▶ Selected text:
The Amended Credit Agreement contains covenants which, among
other things, impose limitations and restrictions on the
incurrence of additional indebtedness, capital expenditures,
future mergers and acquisitions, sales of assets, payment of
dividends (limited to 30% of net income for the prior year), and
changes in control, as defined. In addition, Tracor is required
to satisfy certain financial covenants and tests relating to,
among other matters, interest coverage, working capital,
leverage, and net worth.
Note F -- Subsequent Event
On July 11, 1996, Tracor concluded a public offering of
6,567,272 shares of its common stock at a price of $17.50 per
share. Of the shares sold, the Company sold 3,000,000 shares
and certain former shareholders of Westmark sold 3,567,272
shares. The net proceeds to the Company from the primary shares
sold in the offering, approximately $48.4 million, will be used
to retire a portion of its indebtedness under the Amended Credit
Agreement or to complete an acquisition.
Item 2. Management's Discussion and Analysis of Financial
Condition and Results of Operations
Business Environment
Approximately 88% of the products, systems, and services of
Tracor, Inc. and its subsidiaries (Tracor or the Company) are
sold to the U.S. government through direct contracts, primarily
with agencies of the U.S. Department of Defense (DOD), or
through subcontracts with other U.S. government contractors.
Beginning in the mid-1980s, the defense industry in general was
negatively impacted by the perceived reduction of threats from
the former Soviet Union and eastern European countries and, more
recently, by competing demands upon the federal budget. While
this has resulted in a U.S. defense budget that has decreased in
real dollars, adjusted for inflation, over the last decade, it
recently began to stabilize. For the first time in many years,
the total U.S. defense budget increased in 1996, excluding
inflation. A major portion of the Company's DOD sales are
funded by the operations and maintenance segment of the defense
budget in areas which are among today's top DOD priorities.
This segment has declined less than other segments of the budget
as readiness priorities have emerged. It is now the largest
segment of the defense budget and is projected to comprise about
one-third of the defense budget over the next decade. The
procurement portion of the budget is expected to experience a
modest increase over this same time frame. Tracor's ability to
benefit from this upturn is enhanced by its acquisition of AEL.

▶ Exercise 1:
Write out only the records from their first line up to and including the line containing "contour-label: 0.4 bbox=[312, 109, 339, 129]", substituting "cbar-tick" for "colorbar-tick" and keeping everything else the same.
The text and the records have no connection to each other.

▶ Data for this exercise:

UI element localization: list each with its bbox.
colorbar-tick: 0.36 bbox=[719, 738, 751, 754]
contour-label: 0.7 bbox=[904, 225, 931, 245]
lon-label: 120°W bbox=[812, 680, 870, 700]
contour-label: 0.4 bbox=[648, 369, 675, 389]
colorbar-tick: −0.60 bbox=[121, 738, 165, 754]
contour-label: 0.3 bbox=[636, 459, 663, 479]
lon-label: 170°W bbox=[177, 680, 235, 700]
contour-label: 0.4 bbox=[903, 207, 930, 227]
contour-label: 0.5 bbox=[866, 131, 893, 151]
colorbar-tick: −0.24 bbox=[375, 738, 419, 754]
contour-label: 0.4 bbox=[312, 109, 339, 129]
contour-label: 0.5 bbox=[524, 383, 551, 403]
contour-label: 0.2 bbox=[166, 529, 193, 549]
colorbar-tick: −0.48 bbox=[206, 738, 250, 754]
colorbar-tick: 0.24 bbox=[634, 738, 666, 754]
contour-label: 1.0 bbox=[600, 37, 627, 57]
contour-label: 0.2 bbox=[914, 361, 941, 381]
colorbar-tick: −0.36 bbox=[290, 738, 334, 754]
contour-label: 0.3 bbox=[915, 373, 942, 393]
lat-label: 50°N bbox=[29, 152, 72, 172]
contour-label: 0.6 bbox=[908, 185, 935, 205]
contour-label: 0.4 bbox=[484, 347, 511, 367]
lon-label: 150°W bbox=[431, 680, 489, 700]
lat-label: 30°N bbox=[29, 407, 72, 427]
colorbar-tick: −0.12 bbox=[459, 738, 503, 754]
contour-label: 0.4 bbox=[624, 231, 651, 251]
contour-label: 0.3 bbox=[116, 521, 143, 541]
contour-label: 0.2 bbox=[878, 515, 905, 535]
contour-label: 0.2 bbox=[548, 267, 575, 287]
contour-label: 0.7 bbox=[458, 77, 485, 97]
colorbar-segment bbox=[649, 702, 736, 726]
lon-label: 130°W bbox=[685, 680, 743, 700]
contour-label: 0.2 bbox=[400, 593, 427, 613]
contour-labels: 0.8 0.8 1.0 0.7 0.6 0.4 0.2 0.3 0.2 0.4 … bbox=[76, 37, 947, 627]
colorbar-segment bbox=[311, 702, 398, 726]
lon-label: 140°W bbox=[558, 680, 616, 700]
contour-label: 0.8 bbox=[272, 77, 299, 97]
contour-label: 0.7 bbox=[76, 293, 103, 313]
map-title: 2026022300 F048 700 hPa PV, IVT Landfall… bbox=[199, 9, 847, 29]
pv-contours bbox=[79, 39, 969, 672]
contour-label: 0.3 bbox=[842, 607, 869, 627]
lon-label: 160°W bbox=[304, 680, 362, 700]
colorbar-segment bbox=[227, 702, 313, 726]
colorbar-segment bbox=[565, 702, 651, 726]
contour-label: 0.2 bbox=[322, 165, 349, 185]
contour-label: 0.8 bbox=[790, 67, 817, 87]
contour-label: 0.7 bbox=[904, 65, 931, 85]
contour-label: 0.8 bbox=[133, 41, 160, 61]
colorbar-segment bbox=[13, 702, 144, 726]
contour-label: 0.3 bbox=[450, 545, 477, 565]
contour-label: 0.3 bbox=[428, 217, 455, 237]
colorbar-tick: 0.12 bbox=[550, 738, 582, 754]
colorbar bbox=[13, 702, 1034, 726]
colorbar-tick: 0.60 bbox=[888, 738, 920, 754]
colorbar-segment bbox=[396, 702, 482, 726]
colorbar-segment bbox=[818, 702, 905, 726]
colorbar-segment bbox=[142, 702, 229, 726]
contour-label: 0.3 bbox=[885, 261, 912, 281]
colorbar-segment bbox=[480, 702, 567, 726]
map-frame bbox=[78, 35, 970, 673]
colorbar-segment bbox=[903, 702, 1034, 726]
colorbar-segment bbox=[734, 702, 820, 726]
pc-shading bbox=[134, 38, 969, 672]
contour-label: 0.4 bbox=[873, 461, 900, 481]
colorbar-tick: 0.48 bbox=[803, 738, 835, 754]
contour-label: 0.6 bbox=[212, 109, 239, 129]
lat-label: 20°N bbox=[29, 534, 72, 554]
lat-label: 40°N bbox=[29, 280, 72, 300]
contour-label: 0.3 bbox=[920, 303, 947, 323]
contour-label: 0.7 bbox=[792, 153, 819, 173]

▶ Exercise 2:
In the Tracor filing excerpt, what limit applies to the payment of dividends?

▶ Complete output 1:
UI element localization: list each with its bbox.
cbar-tick: 0.36 bbox=[719, 738, 751, 754]
contour-label: 0.7 bbox=[904, 225, 931, 245]
lon-label: 120°W bbox=[812, 680, 870, 700]
contour-label: 0.4 bbox=[648, 369, 675, 389]
cbar-tick: −0.60 bbox=[121, 738, 165, 754]
contour-label: 0.3 bbox=[636, 459, 663, 479]
lon-label: 170°W bbox=[177, 680, 235, 700]
contour-label: 0.4 bbox=[903, 207, 930, 227]
contour-label: 0.5 bbox=[866, 131, 893, 151]
cbar-tick: −0.24 bbox=[375, 738, 419, 754]
contour-label: 0.4 bbox=[312, 109, 339, 129]

▶ Complete output 2:
Dividends are limited to 30% of net income for the prior year.